>> Start Provided material

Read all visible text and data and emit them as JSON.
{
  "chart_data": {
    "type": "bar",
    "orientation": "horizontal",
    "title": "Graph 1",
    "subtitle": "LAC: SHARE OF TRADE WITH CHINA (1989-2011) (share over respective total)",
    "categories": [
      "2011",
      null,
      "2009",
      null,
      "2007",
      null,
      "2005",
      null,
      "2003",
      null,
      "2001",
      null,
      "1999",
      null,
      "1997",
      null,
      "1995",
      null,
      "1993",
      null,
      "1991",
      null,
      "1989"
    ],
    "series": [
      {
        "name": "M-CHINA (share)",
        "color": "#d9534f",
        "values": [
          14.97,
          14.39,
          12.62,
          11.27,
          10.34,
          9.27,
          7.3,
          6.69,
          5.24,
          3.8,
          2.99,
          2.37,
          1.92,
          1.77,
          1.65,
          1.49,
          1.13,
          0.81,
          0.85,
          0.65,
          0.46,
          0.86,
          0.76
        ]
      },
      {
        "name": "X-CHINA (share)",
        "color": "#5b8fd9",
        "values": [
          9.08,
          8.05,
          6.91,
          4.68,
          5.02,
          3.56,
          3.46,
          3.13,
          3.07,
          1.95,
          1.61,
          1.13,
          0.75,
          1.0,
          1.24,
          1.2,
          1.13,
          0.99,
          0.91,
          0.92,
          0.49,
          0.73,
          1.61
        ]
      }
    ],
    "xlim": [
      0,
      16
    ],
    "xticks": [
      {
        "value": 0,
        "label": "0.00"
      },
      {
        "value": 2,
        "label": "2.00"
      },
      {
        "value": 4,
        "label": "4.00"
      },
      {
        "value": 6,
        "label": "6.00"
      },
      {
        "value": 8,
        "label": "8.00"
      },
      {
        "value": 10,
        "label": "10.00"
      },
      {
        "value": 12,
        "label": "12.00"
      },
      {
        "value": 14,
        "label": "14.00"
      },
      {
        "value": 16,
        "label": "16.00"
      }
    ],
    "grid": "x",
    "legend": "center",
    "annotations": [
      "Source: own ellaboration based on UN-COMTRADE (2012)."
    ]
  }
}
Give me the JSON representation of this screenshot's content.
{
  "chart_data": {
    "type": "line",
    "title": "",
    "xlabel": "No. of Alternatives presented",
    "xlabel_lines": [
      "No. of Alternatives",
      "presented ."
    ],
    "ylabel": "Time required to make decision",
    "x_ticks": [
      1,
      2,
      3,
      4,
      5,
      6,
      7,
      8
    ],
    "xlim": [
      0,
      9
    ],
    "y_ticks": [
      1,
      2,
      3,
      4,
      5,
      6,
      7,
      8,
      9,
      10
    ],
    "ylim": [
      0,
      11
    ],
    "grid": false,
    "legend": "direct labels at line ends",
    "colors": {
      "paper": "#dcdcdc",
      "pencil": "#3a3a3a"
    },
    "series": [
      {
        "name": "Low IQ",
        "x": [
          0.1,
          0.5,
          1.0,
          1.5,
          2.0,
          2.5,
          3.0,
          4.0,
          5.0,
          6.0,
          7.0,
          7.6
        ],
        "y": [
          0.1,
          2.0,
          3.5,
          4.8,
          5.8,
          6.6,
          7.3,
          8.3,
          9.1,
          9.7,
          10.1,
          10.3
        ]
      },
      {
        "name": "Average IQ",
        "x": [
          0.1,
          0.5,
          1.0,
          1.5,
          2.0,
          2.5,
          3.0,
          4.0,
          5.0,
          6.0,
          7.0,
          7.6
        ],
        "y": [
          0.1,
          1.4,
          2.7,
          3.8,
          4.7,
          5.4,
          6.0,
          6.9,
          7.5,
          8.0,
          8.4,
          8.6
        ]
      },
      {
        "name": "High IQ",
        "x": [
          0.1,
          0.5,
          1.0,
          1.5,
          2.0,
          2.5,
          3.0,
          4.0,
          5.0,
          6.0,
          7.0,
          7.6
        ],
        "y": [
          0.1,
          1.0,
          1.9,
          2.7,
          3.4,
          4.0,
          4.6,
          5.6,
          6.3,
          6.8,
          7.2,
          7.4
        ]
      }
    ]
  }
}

>> End Provided material

#### [Task objective]
Using the entries above, return each line that includes the word "share".

#### [In response]
    "subtitle": "LAC: SHARE OF TRADE WITH CHINA (1989-2011) (share over respective total)",
        "name": "M-CHINA (share)",
        "name": "X-CHINA (share)",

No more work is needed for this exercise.